Request – Gather up all lines that carry the word "screenshot".

═══

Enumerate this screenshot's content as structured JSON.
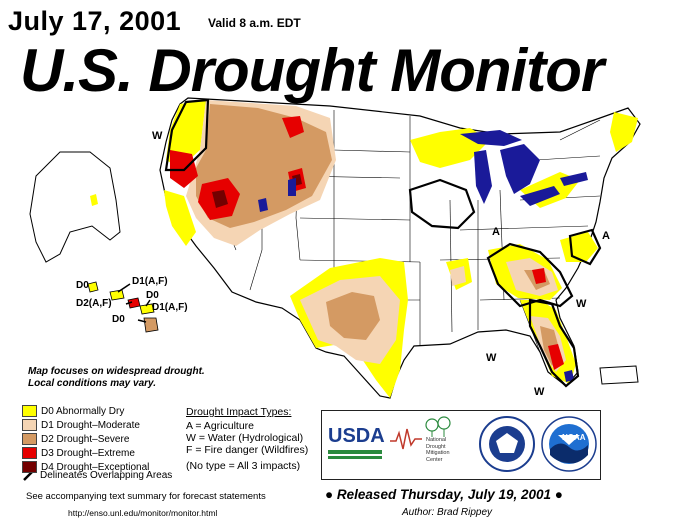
{
  "header": {
    "date": "July 17, 2001",
    "valid": "Valid 8 a.m. EDT",
    "title": "U.S. Drought Monitor"
  },
  "map_labels": {
    "w_nw": "W",
    "a_midwest": "A",
    "a_east": "A",
    "w_se1": "W",
    "w_se2": "W",
    "w_fl": "W"
  },
  "hawaii_labels": {
    "d0_a": "D0",
    "d1af_a": "D1(A,F)",
    "d0_b": "D0",
    "d2af": "D2(A,F)",
    "d1af_b": "D1(A,F)",
    "d0_c": "D0"
  },
  "notes": {
    "line1": "Map focuses on widespread drought.",
    "line2": "Local conditions may vary."
  },
  "legend": [
    {
      "label": "D0 Abnormally Dry",
      "color": "#ffff00"
    },
    {
      "label": "D1 Drought–Moderate",
      "color": "#f5d5b4"
    },
    {
      "label": "D2 Drought–Severe",
      "color": "#d49a63"
    },
    {
      "label": "D3 Drought–Extreme",
      "color": "#e60000"
    },
    {
      "label": "D4 Drought–Exceptional",
      "color": "#730000"
    }
  ],
  "legend_overlap": "Delineates Overlapping Areas",
  "impacts": {
    "title": "Drought Impact Types:",
    "a": "A = Agriculture",
    "w": "W = Water (Hydrological)",
    "f": "F = Fire danger (Wildfires)",
    "none": "(No type = All 3 impacts)"
  },
  "logos": {
    "usda": "USDA",
    "ndmc_1": "National",
    "ndmc_2": "Drought",
    "ndmc_3": "Mitigation",
    "ndmc_4": "Center",
    "noaa": "NOAA"
  },
  "footer": {
    "summary": "See accompanying text summary for forecast statements",
    "url": "http://enso.unl.edu/monitor/monitor.html",
    "released": "Released Thursday, July 19, 2001",
    "author": "Author: Brad Rippey"
  },
  "colors": {
    "water": "#1a1a99",
    "d0": "#ffff00",
    "d1": "#f5d5b4",
    "d2": "#d49a63",
    "d3": "#e60000",
    "d4": "#730000"
  }
}
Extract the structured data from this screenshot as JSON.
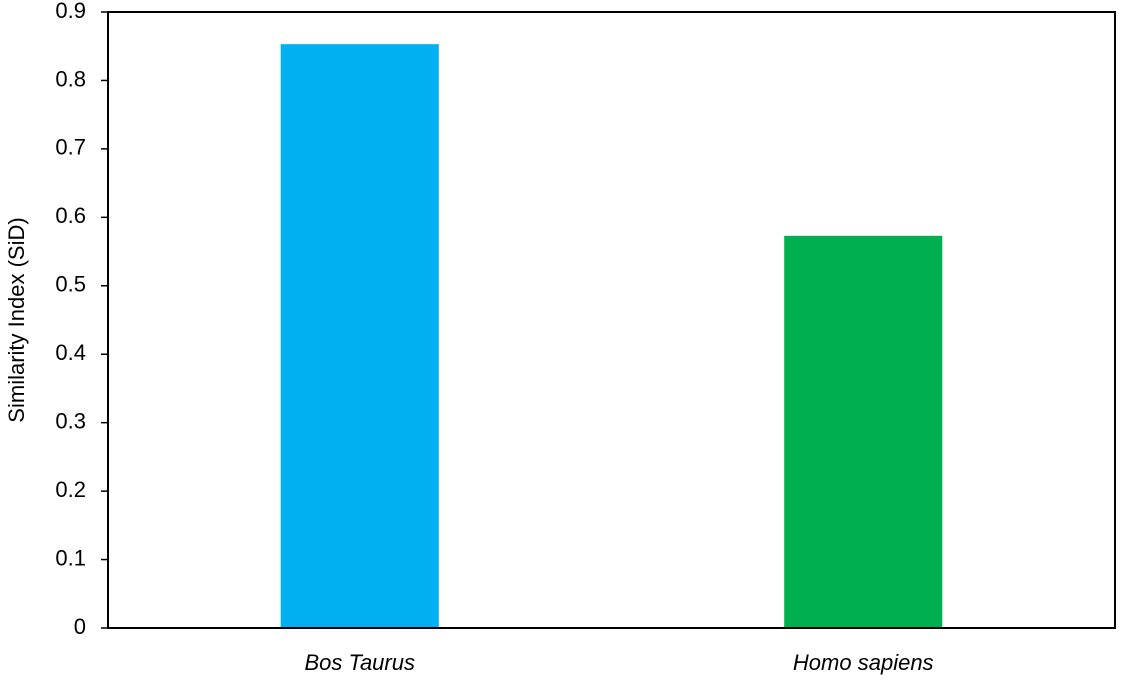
{
  "chart_data": {
    "type": "bar",
    "y_label": "Similarity Index (SiD)",
    "categories": [
      "Bos Taurus",
      "Homo sapiens"
    ],
    "values": [
      0.853,
      0.573
    ],
    "colors": [
      "#00b0f0",
      "#00b050"
    ],
    "ylim": [
      0,
      0.9
    ],
    "yticks": [
      0,
      0.1,
      0.2,
      0.3,
      0.4,
      0.5,
      0.6,
      0.7,
      0.8,
      0.9
    ],
    "grid": false
  }
}
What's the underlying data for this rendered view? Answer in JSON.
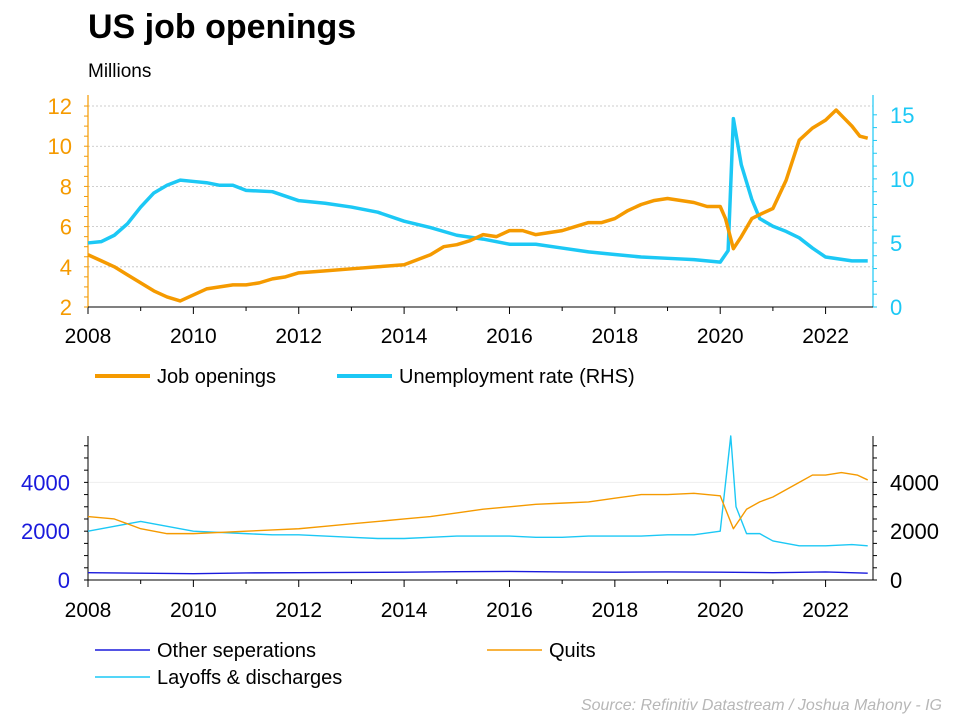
{
  "title": "US job openings",
  "subtitle": "Millions",
  "source": "Source: Refinitiv Datastream / Joshua Mahony - IG",
  "colors": {
    "job_openings": "#f59a00",
    "unemployment": "#1cc8f5",
    "other_separations": "#1a1adc",
    "quits": "#f59a00",
    "layoffs": "#1cc8f5"
  },
  "chart_data": [
    {
      "type": "line",
      "x_ticks": [
        "2008",
        "2010",
        "2012",
        "2014",
        "2016",
        "2018",
        "2020",
        "2022"
      ],
      "xlim": [
        2008,
        2022.9
      ],
      "y_left_ticks": [
        "2",
        "4",
        "6",
        "8",
        "10",
        "12"
      ],
      "ylim_left": [
        2,
        12.2
      ],
      "y_right_ticks": [
        "0",
        "5",
        "10",
        "15"
      ],
      "ylim_right": [
        0,
        16
      ],
      "grid": true,
      "legend_position": "bottom",
      "series": [
        {
          "name": "Job openings",
          "axis": "left",
          "points": [
            [
              2008,
              4.6
            ],
            [
              2008.25,
              4.3
            ],
            [
              2008.5,
              4.0
            ],
            [
              2008.75,
              3.6
            ],
            [
              2009,
              3.2
            ],
            [
              2009.25,
              2.8
            ],
            [
              2009.5,
              2.5
            ],
            [
              2009.75,
              2.3
            ],
            [
              2010,
              2.6
            ],
            [
              2010.25,
              2.9
            ],
            [
              2010.5,
              3.0
            ],
            [
              2010.75,
              3.1
            ],
            [
              2011,
              3.1
            ],
            [
              2011.25,
              3.2
            ],
            [
              2011.5,
              3.4
            ],
            [
              2011.75,
              3.5
            ],
            [
              2012,
              3.7
            ],
            [
              2012.5,
              3.8
            ],
            [
              2013,
              3.9
            ],
            [
              2013.5,
              4.0
            ],
            [
              2014,
              4.1
            ],
            [
              2014.5,
              4.6
            ],
            [
              2014.75,
              5.0
            ],
            [
              2015,
              5.1
            ],
            [
              2015.25,
              5.3
            ],
            [
              2015.5,
              5.6
            ],
            [
              2015.75,
              5.5
            ],
            [
              2016,
              5.8
            ],
            [
              2016.25,
              5.8
            ],
            [
              2016.5,
              5.6
            ],
            [
              2016.75,
              5.7
            ],
            [
              2017,
              5.8
            ],
            [
              2017.25,
              6.0
            ],
            [
              2017.5,
              6.2
            ],
            [
              2017.75,
              6.2
            ],
            [
              2018,
              6.4
            ],
            [
              2018.25,
              6.8
            ],
            [
              2018.5,
              7.1
            ],
            [
              2018.75,
              7.3
            ],
            [
              2019,
              7.4
            ],
            [
              2019.25,
              7.3
            ],
            [
              2019.5,
              7.2
            ],
            [
              2019.75,
              7.0
            ],
            [
              2020,
              7.0
            ],
            [
              2020.1,
              6.4
            ],
            [
              2020.25,
              4.9
            ],
            [
              2020.4,
              5.5
            ],
            [
              2020.6,
              6.4
            ],
            [
              2020.75,
              6.6
            ],
            [
              2021,
              6.9
            ],
            [
              2021.25,
              8.3
            ],
            [
              2021.5,
              10.3
            ],
            [
              2021.75,
              10.9
            ],
            [
              2022,
              11.3
            ],
            [
              2022.2,
              11.8
            ],
            [
              2022.35,
              11.4
            ],
            [
              2022.5,
              11.0
            ],
            [
              2022.65,
              10.5
            ],
            [
              2022.8,
              10.4
            ]
          ]
        },
        {
          "name": "Unemployment rate (RHS)",
          "axis": "right",
          "points": [
            [
              2008,
              5.0
            ],
            [
              2008.25,
              5.1
            ],
            [
              2008.5,
              5.6
            ],
            [
              2008.75,
              6.5
            ],
            [
              2009,
              7.8
            ],
            [
              2009.25,
              8.9
            ],
            [
              2009.5,
              9.5
            ],
            [
              2009.75,
              9.9
            ],
            [
              2010,
              9.8
            ],
            [
              2010.25,
              9.7
            ],
            [
              2010.5,
              9.5
            ],
            [
              2010.75,
              9.5
            ],
            [
              2011,
              9.1
            ],
            [
              2011.5,
              9.0
            ],
            [
              2012,
              8.3
            ],
            [
              2012.5,
              8.1
            ],
            [
              2013,
              7.8
            ],
            [
              2013.5,
              7.4
            ],
            [
              2014,
              6.7
            ],
            [
              2014.5,
              6.2
            ],
            [
              2015,
              5.6
            ],
            [
              2015.5,
              5.3
            ],
            [
              2016,
              4.9
            ],
            [
              2016.5,
              4.9
            ],
            [
              2017,
              4.6
            ],
            [
              2017.5,
              4.3
            ],
            [
              2018,
              4.1
            ],
            [
              2018.5,
              3.9
            ],
            [
              2019,
              3.8
            ],
            [
              2019.5,
              3.7
            ],
            [
              2020,
              3.5
            ],
            [
              2020.15,
              4.4
            ],
            [
              2020.25,
              14.7
            ],
            [
              2020.4,
              11.1
            ],
            [
              2020.6,
              8.4
            ],
            [
              2020.75,
              6.9
            ],
            [
              2021,
              6.3
            ],
            [
              2021.25,
              5.9
            ],
            [
              2021.5,
              5.4
            ],
            [
              2021.75,
              4.6
            ],
            [
              2022,
              3.9
            ],
            [
              2022.5,
              3.6
            ],
            [
              2022.8,
              3.6
            ]
          ]
        }
      ]
    },
    {
      "type": "line",
      "x_ticks": [
        "2008",
        "2010",
        "2012",
        "2014",
        "2016",
        "2018",
        "2020",
        "2022"
      ],
      "xlim": [
        2008,
        2022.9
      ],
      "y_left_ticks": [
        "0",
        "2000",
        "4000"
      ],
      "y_right_ticks": [
        "0",
        "2000",
        "4000"
      ],
      "ylim": [
        0,
        5900
      ],
      "legend_position": "bottom",
      "series": [
        {
          "name": "Other seperations",
          "axis": "left",
          "points": [
            [
              2008,
              300
            ],
            [
              2009,
              280
            ],
            [
              2010,
              260
            ],
            [
              2011,
              290
            ],
            [
              2012,
              300
            ],
            [
              2013,
              310
            ],
            [
              2014,
              320
            ],
            [
              2015,
              340
            ],
            [
              2016,
              350
            ],
            [
              2017,
              330
            ],
            [
              2018,
              320
            ],
            [
              2019,
              330
            ],
            [
              2020,
              320
            ],
            [
              2021,
              300
            ],
            [
              2022,
              330
            ],
            [
              2022.8,
              280
            ]
          ]
        },
        {
          "name": "Quits",
          "axis": "left",
          "points": [
            [
              2008,
              2600
            ],
            [
              2008.5,
              2500
            ],
            [
              2009,
              2100
            ],
            [
              2009.5,
              1900
            ],
            [
              2010,
              1900
            ],
            [
              2010.5,
              1950
            ],
            [
              2011,
              2000
            ],
            [
              2011.5,
              2050
            ],
            [
              2012,
              2100
            ],
            [
              2012.5,
              2200
            ],
            [
              2013,
              2300
            ],
            [
              2013.5,
              2400
            ],
            [
              2014,
              2500
            ],
            [
              2014.5,
              2600
            ],
            [
              2015,
              2750
            ],
            [
              2015.5,
              2900
            ],
            [
              2016,
              3000
            ],
            [
              2016.5,
              3100
            ],
            [
              2017,
              3150
            ],
            [
              2017.5,
              3200
            ],
            [
              2018,
              3350
            ],
            [
              2018.5,
              3500
            ],
            [
              2019,
              3500
            ],
            [
              2019.5,
              3550
            ],
            [
              2020,
              3450
            ],
            [
              2020.25,
              2100
            ],
            [
              2020.5,
              2900
            ],
            [
              2020.75,
              3200
            ],
            [
              2021,
              3400
            ],
            [
              2021.5,
              4000
            ],
            [
              2021.75,
              4300
            ],
            [
              2022,
              4300
            ],
            [
              2022.3,
              4400
            ],
            [
              2022.6,
              4300
            ],
            [
              2022.8,
              4100
            ]
          ]
        },
        {
          "name": "Layoffs & discharges",
          "axis": "left",
          "points": [
            [
              2008,
              2000
            ],
            [
              2008.5,
              2200
            ],
            [
              2009,
              2400
            ],
            [
              2009.5,
              2200
            ],
            [
              2010,
              2000
            ],
            [
              2010.5,
              1950
            ],
            [
              2011,
              1900
            ],
            [
              2011.5,
              1850
            ],
            [
              2012,
              1850
            ],
            [
              2012.5,
              1800
            ],
            [
              2013,
              1750
            ],
            [
              2013.5,
              1700
            ],
            [
              2014,
              1700
            ],
            [
              2014.5,
              1750
            ],
            [
              2015,
              1800
            ],
            [
              2015.5,
              1800
            ],
            [
              2016,
              1800
            ],
            [
              2016.5,
              1750
            ],
            [
              2017,
              1750
            ],
            [
              2017.5,
              1800
            ],
            [
              2018,
              1800
            ],
            [
              2018.5,
              1800
            ],
            [
              2019,
              1850
            ],
            [
              2019.5,
              1850
            ],
            [
              2020,
              2000
            ],
            [
              2020.2,
              5900
            ],
            [
              2020.3,
              3000
            ],
            [
              2020.5,
              1900
            ],
            [
              2020.75,
              1900
            ],
            [
              2021,
              1600
            ],
            [
              2021.5,
              1400
            ],
            [
              2022,
              1400
            ],
            [
              2022.5,
              1450
            ],
            [
              2022.8,
              1400
            ]
          ]
        }
      ]
    }
  ]
}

═══

Solved exercise –
Enumerate this screenshot's content as structured JSON.
Extract the structured data from this screenshot as JSON.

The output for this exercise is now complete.